Stated task: Copy each of the following rows word for word, with no changes.

* Begin Records to process *

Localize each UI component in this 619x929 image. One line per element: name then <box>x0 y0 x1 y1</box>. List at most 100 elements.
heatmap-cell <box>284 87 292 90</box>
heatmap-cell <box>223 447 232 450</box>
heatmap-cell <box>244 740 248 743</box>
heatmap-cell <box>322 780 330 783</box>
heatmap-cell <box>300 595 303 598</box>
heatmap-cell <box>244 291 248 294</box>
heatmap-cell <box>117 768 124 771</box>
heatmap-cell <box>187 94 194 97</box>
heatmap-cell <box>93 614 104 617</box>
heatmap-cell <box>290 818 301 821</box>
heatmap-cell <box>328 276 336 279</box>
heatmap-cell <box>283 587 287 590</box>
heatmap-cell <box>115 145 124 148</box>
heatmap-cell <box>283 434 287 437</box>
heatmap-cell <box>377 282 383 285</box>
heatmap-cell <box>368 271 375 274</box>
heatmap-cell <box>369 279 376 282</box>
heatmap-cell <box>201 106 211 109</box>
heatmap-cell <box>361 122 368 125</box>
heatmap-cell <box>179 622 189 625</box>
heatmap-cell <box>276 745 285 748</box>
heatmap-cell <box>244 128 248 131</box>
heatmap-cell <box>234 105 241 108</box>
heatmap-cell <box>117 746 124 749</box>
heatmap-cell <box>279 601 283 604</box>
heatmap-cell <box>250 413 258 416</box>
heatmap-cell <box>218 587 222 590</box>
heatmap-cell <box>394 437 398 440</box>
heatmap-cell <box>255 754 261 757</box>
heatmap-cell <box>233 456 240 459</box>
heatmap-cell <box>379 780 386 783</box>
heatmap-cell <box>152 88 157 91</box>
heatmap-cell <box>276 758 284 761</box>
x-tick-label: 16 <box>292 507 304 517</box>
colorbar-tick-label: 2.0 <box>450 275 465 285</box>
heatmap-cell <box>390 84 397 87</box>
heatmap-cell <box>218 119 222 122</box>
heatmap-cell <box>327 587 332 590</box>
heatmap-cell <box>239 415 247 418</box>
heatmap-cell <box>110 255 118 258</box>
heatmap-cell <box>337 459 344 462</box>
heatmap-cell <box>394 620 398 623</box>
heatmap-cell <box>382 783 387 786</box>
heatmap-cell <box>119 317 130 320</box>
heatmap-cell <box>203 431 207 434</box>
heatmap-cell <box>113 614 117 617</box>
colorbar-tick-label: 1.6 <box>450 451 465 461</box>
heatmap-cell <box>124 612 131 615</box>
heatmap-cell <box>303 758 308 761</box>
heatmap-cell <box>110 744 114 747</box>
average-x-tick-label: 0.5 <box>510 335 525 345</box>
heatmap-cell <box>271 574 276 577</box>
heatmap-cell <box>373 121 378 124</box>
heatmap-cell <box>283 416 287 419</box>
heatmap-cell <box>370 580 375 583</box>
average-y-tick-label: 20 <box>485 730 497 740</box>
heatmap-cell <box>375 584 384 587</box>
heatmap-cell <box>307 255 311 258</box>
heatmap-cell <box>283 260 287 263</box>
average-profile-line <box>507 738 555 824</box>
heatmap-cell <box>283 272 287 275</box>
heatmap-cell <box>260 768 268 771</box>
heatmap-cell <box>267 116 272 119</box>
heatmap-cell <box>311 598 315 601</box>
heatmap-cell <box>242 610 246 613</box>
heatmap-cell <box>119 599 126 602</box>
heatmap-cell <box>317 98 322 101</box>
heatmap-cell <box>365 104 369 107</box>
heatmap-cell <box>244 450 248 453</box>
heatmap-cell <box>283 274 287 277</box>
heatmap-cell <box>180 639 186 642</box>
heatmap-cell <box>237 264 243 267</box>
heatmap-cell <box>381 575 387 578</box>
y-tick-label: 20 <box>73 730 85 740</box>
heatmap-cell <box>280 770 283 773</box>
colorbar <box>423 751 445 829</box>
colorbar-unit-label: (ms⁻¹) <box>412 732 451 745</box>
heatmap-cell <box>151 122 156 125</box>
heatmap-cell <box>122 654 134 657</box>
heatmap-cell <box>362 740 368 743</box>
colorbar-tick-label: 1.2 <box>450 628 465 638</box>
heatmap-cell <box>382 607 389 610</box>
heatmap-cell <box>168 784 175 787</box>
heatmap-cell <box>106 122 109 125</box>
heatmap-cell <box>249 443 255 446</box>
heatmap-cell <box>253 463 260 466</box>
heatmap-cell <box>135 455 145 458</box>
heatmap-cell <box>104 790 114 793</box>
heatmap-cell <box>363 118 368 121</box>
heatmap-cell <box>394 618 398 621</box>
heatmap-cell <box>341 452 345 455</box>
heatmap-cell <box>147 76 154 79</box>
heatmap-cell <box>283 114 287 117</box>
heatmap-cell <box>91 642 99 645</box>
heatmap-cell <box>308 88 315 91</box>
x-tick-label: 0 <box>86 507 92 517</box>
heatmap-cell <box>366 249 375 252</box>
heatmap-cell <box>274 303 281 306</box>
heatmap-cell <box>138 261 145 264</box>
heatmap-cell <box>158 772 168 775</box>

* End Records to process *

Completed exercise:
Localize each UI component in this 619x929 image. One line per element: name then <box>x0 y0 x1 y1</box>. List at most 100 elements.
heatmap-cell <box>284 87 292 90</box>
heatmap-cell <box>223 447 232 450</box>
heatmap-cell <box>244 740 248 743</box>
heatmap-cell <box>322 780 330 783</box>
heatmap-cell <box>300 595 303 598</box>
heatmap-cell <box>244 291 248 294</box>
heatmap-cell <box>117 768 124 771</box>
heatmap-cell <box>187 94 194 97</box>
heatmap-cell <box>93 614 104 617</box>
heatmap-cell <box>290 818 301 821</box>
heatmap-cell <box>328 276 336 279</box>
heatmap-cell <box>283 587 287 590</box>
heatmap-cell <box>115 145 124 148</box>
heatmap-cell <box>283 434 287 437</box>
heatmap-cell <box>377 282 383 285</box>
heatmap-cell <box>368 271 375 274</box>
heatmap-cell <box>369 279 376 282</box>
heatmap-cell <box>201 106 211 109</box>
heatmap-cell <box>361 122 368 125</box>
heatmap-cell <box>179 622 189 625</box>
heatmap-cell <box>276 745 285 748</box>
heatmap-cell <box>244 128 248 131</box>
heatmap-cell <box>234 105 241 108</box>
heatmap-cell <box>117 746 124 749</box>
heatmap-cell <box>279 601 283 604</box>
heatmap-cell <box>250 413 258 416</box>
heatmap-cell <box>218 587 222 590</box>
heatmap-cell <box>394 437 398 440</box>
heatmap-cell <box>255 754 261 757</box>
heatmap-cell <box>233 456 240 459</box>
heatmap-cell <box>379 780 386 783</box>
heatmap-cell <box>152 88 157 91</box>
heatmap-cell <box>276 758 284 761</box>
x-tick-label: 16 <box>292 507 304 517</box>
colorbar-tick-label: 2.0 <box>450 275 465 285</box>
heatmap-cell <box>390 84 397 87</box>
heatmap-cell <box>218 119 222 122</box>
heatmap-cell <box>327 587 332 590</box>
heatmap-cell <box>239 415 247 418</box>
heatmap-cell <box>110 255 118 258</box>
heatmap-cell <box>337 459 344 462</box>
heatmap-cell <box>394 620 398 623</box>
heatmap-cell <box>382 783 387 786</box>
heatmap-cell <box>119 317 130 320</box>
heatmap-cell <box>203 431 207 434</box>
heatmap-cell <box>113 614 117 617</box>
colorbar-tick-label: 1.6 <box>450 451 465 461</box>
heatmap-cell <box>124 612 131 615</box>
heatmap-cell <box>303 758 308 761</box>
heatmap-cell <box>110 744 114 747</box>
average-x-tick-label: 0.5 <box>510 335 525 345</box>
heatmap-cell <box>271 574 276 577</box>
heatmap-cell <box>373 121 378 124</box>
heatmap-cell <box>283 416 287 419</box>
heatmap-cell <box>370 580 375 583</box>
average-y-tick-label: 20 <box>485 730 497 740</box>
heatmap-cell <box>375 584 384 587</box>
heatmap-cell <box>307 255 311 258</box>
heatmap-cell <box>283 260 287 263</box>
average-profile-line <box>507 738 555 824</box>
heatmap-cell <box>283 272 287 275</box>
heatmap-cell <box>260 768 268 771</box>
heatmap-cell <box>267 116 272 119</box>
heatmap-cell <box>311 598 315 601</box>
heatmap-cell <box>242 610 246 613</box>
heatmap-cell <box>119 599 126 602</box>
heatmap-cell <box>317 98 322 101</box>
heatmap-cell <box>365 104 369 107</box>
heatmap-cell <box>244 450 248 453</box>
heatmap-cell <box>283 274 287 277</box>
heatmap-cell <box>180 639 186 642</box>
heatmap-cell <box>237 264 243 267</box>
heatmap-cell <box>381 575 387 578</box>
y-tick-label: 20 <box>73 730 85 740</box>
heatmap-cell <box>280 770 283 773</box>
colorbar <box>423 751 445 829</box>
colorbar-unit-label: (ms⁻¹) <box>412 732 451 745</box>
heatmap-cell <box>151 122 156 125</box>
heatmap-cell <box>122 654 134 657</box>
heatmap-cell <box>362 740 368 743</box>
colorbar-tick-label: 1.2 <box>450 628 465 638</box>
heatmap-cell <box>382 607 389 610</box>
heatmap-cell <box>168 784 175 787</box>
heatmap-cell <box>106 122 109 125</box>
heatmap-cell <box>249 443 255 446</box>
heatmap-cell <box>253 463 260 466</box>
heatmap-cell <box>135 455 145 458</box>
heatmap-cell <box>104 790 114 793</box>
heatmap-cell <box>363 118 368 121</box>
heatmap-cell <box>394 618 398 621</box>
heatmap-cell <box>341 452 345 455</box>
heatmap-cell <box>147 76 154 79</box>
heatmap-cell <box>283 114 287 117</box>
heatmap-cell <box>91 642 99 645</box>
heatmap-cell <box>308 88 315 91</box>
x-tick-label: 0 <box>86 507 92 517</box>
heatmap-cell <box>366 249 375 252</box>
heatmap-cell <box>274 303 281 306</box>
heatmap-cell <box>138 261 145 264</box>
heatmap-cell <box>158 772 168 775</box>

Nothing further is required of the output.